- _PROMPT_
Restate all of the entries exactly, dropping any pictures they hold.

◆ ◆ ◆ ◆ ◆ ◆ ◆

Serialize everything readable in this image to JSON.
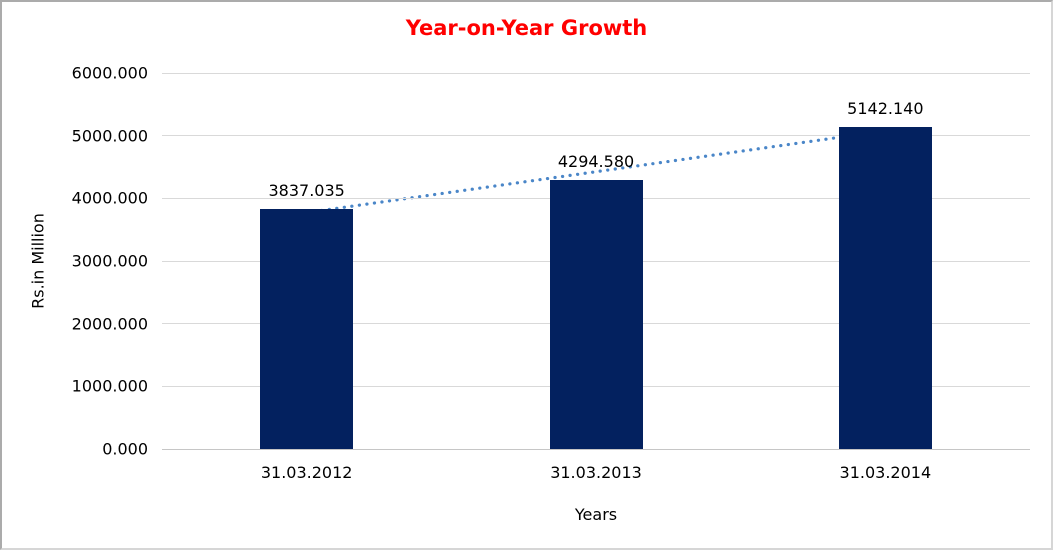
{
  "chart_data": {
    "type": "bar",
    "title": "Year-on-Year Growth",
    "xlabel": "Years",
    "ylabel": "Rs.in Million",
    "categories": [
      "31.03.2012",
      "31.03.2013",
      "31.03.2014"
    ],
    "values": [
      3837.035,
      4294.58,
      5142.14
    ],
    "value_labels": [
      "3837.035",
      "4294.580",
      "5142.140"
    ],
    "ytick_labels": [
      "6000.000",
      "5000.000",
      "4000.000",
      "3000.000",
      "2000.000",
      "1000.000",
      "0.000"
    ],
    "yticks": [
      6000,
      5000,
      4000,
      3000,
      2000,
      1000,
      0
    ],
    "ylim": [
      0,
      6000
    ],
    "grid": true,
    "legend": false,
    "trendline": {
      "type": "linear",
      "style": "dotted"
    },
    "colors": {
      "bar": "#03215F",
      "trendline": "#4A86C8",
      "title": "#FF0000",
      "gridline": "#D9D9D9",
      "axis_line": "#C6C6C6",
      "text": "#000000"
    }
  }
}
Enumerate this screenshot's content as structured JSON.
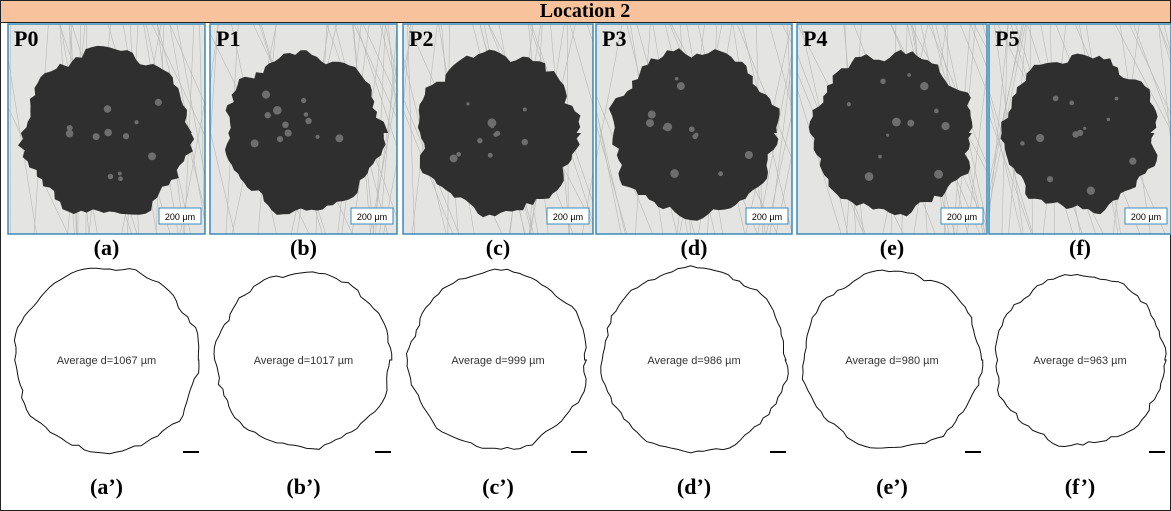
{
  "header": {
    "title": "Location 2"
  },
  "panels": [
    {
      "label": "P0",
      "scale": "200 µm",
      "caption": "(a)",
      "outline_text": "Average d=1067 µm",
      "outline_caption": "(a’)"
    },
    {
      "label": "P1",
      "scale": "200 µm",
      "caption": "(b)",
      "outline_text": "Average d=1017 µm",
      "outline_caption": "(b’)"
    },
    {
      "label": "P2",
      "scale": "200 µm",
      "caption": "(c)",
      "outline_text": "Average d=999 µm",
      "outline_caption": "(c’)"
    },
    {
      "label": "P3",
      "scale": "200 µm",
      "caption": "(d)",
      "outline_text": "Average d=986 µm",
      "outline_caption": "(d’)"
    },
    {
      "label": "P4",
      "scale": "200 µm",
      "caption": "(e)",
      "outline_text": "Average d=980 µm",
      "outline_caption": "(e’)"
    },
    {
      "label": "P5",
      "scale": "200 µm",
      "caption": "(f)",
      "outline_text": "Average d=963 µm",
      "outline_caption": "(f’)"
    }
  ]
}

◆ ◆ ◆ ◆ ◆ ◆ ◆

- _SOLVED EXERCISE_
Serialize everything readable in this image to JSON.
{
  "chart_data": {
    "type": "bar",
    "title": "Year-on-Year Growth",
    "xlabel": "Years",
    "ylabel": "Rs.in Million",
    "categories": [
      "31.03.2012",
      "31.03.2013",
      "31.03.2014"
    ],
    "values": [
      3837.035,
      4294.58,
      5142.14
    ],
    "value_labels": [
      "3837.035",
      "4294.580",
      "5142.140"
    ],
    "ytick_labels": [
      "6000.000",
      "5000.000",
      "4000.000",
      "3000.000",
      "2000.000",
      "1000.000",
      "0.000"
    ],
    "yticks": [
      6000,
      5000,
      4000,
      3000,
      2000,
      1000,
      0
    ],
    "ylim": [
      0,
      6000
    ],
    "grid": true,
    "legend": false,
    "trendline": {
      "type": "linear",
      "style": "dotted"
    },
    "colors": {
      "bar": "#03215F",
      "trendline": "#4A86C8",
      "title": "#FF0000",
      "gridline": "#D9D9D9",
      "axis_line": "#C6C6C6",
      "text": "#000000"
    }
  }
}
Enumerate this screenshot's content as structured JSON.
{
  "header": {
    "title": "Location 2"
  },
  "panels": [
    {
      "label": "P0",
      "scale": "200 µm",
      "caption": "(a)",
      "outline_text": "Average d=1067 µm",
      "outline_caption": "(a’)"
    },
    {
      "label": "P1",
      "scale": "200 µm",
      "caption": "(b)",
      "outline_text": "Average d=1017 µm",
      "outline_caption": "(b’)"
    },
    {
      "label": "P2",
      "scale": "200 µm",
      "caption": "(c)",
      "outline_text": "Average d=999 µm",
      "outline_caption": "(c’)"
    },
    {
      "label": "P3",
      "scale": "200 µm",
      "caption": "(d)",
      "outline_text": "Average d=986 µm",
      "outline_caption": "(d’)"
    },
    {
      "label": "P4",
      "scale": "200 µm",
      "caption": "(e)",
      "outline_text": "Average d=980 µm",
      "outline_caption": "(e’)"
    },
    {
      "label": "P5",
      "scale": "200 µm",
      "caption": "(f)",
      "outline_text": "Average d=963 µm",
      "outline_caption": "(f’)"
    }
  ]
}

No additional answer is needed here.